- _Given request_: Print exactly the lines from the line with "Extract the structured" to the last line of the data, please, both included.

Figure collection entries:
· · ·

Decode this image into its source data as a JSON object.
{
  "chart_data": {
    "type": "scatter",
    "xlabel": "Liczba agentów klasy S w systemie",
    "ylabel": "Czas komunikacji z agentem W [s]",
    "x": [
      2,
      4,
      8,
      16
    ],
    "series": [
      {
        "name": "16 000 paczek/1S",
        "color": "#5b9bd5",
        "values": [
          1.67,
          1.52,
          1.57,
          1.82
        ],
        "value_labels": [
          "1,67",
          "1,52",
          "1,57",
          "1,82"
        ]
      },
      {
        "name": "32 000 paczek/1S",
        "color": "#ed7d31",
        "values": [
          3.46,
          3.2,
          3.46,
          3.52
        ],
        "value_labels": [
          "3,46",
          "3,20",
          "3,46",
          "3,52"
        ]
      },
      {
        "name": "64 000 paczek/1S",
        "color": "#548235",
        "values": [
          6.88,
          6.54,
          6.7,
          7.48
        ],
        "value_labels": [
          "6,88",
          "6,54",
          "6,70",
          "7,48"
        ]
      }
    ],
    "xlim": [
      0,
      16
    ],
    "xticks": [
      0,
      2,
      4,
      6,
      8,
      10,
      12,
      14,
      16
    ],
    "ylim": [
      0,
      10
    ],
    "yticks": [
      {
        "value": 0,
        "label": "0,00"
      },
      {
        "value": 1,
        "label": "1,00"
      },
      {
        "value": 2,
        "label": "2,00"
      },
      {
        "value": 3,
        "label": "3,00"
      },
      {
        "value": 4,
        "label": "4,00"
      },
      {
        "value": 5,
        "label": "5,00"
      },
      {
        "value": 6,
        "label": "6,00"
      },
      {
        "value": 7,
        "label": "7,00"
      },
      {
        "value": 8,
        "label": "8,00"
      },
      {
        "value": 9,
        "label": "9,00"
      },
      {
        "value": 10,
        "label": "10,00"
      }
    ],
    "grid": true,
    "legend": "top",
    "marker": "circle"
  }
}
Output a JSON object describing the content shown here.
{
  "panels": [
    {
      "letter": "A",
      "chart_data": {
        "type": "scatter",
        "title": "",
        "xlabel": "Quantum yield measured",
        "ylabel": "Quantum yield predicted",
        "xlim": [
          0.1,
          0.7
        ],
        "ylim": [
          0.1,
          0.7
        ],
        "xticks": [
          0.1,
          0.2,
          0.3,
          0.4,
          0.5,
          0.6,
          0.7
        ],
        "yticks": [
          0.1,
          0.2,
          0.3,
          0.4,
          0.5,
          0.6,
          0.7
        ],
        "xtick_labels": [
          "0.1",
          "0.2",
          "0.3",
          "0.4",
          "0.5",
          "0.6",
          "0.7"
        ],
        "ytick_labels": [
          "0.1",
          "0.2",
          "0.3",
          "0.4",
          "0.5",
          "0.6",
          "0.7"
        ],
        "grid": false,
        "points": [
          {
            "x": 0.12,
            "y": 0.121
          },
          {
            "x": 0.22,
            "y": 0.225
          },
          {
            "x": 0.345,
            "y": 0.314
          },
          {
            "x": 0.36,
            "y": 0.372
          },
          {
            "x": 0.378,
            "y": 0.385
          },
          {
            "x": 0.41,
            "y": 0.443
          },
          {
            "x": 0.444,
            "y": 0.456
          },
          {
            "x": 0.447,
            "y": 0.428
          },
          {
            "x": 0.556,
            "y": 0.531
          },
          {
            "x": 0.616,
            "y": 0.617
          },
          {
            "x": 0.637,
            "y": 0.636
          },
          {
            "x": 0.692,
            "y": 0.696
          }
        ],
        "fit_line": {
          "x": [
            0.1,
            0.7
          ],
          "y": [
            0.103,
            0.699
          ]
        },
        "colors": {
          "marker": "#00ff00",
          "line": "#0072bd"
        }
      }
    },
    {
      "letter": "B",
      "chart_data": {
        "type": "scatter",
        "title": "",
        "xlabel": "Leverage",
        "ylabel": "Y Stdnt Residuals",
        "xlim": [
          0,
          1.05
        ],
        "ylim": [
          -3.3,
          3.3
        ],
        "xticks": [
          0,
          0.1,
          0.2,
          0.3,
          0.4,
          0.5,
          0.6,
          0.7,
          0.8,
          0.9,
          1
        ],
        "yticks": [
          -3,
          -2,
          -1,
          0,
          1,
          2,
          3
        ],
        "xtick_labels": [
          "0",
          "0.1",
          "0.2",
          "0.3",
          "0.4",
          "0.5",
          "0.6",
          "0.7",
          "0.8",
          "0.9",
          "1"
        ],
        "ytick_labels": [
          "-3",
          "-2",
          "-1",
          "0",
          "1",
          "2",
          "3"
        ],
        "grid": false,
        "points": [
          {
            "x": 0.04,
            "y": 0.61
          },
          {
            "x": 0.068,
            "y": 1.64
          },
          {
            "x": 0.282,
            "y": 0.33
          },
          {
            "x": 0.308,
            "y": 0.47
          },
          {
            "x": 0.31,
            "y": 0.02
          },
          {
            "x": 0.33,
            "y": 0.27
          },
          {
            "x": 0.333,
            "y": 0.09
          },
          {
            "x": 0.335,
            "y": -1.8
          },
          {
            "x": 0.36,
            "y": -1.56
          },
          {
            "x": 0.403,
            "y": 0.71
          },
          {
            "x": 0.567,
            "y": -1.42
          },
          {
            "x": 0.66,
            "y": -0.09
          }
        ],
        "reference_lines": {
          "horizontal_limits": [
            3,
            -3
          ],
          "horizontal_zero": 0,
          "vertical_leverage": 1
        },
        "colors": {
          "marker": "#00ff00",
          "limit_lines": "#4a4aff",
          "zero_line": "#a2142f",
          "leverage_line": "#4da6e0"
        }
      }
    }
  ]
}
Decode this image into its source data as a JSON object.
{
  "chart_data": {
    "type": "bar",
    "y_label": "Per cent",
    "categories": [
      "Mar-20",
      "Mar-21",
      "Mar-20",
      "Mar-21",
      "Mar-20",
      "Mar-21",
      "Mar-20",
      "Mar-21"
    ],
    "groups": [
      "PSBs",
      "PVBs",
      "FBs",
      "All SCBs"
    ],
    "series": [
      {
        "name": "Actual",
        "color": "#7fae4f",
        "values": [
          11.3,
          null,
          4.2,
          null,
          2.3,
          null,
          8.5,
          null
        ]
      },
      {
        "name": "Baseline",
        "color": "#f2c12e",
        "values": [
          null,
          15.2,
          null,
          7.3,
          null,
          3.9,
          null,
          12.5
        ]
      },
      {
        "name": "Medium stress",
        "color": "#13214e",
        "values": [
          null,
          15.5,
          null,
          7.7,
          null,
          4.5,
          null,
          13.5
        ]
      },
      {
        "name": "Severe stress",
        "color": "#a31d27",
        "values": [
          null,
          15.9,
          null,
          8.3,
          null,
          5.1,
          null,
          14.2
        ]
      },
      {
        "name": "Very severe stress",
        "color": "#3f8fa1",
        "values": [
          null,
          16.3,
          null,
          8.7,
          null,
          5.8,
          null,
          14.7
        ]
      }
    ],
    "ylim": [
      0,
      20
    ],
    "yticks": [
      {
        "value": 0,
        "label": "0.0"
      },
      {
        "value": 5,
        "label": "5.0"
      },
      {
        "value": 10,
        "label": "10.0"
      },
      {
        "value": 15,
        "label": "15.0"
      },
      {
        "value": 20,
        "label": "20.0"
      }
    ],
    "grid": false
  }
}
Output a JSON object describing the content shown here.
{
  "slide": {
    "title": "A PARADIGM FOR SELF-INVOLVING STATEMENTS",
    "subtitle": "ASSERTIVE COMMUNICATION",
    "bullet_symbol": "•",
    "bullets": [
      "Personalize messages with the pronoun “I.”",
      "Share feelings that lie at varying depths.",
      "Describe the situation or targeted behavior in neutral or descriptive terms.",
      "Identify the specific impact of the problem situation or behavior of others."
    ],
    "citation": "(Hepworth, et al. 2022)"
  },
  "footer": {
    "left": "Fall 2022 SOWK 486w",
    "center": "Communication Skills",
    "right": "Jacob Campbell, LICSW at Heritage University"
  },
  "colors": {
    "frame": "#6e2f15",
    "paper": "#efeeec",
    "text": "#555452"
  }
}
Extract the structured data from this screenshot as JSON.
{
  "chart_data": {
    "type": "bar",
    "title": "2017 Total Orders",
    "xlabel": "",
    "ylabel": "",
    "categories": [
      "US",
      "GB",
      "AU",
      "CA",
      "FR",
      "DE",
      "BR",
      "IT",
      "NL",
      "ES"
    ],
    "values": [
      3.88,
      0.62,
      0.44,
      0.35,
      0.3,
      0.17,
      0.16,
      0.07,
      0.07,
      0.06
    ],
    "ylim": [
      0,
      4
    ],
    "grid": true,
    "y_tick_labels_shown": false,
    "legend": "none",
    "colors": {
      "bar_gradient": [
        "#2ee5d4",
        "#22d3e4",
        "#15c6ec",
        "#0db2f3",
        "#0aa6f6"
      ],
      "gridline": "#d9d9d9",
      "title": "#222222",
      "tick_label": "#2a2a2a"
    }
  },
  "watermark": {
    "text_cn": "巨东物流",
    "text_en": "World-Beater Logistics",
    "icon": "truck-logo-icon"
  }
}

· · ·

- _Solution to the exercise_:
Extract the structured data from this screenshot as JSON.
{
  "chart_data": {
    "type": "bar",
    "title": "2017 Total Orders",
    "xlabel": "",
    "ylabel": "",
    "categories": [
      "US",
      "GB",
      "AU",
      "CA",
      "FR",
      "DE",
      "BR",
      "IT",
      "NL",
      "ES"
    ],
    "values": [
      3.88,
      0.62,
      0.44,
      0.35,
      0.3,
      0.17,
      0.16,
      0.07,
      0.07,
      0.06
    ],
    "ylim": [
      0,
      4
    ],
    "grid": true,
    "y_tick_labels_shown": false,
    "legend": "none",
    "colors": {
      "bar_gradient": [
        "#2ee5d4",
        "#22d3e4",
        "#15c6ec",
        "#0db2f3",
        "#0aa6f6"
      ],
      "gridline": "#d9d9d9",
      "title": "#222222",
      "tick_label": "#2a2a2a"
    }
  },
  "watermark": {
    "text_cn": "巨东物流",
    "text_en": "World-Beater Logistics",
    "icon": "truck-logo-icon"
  }
}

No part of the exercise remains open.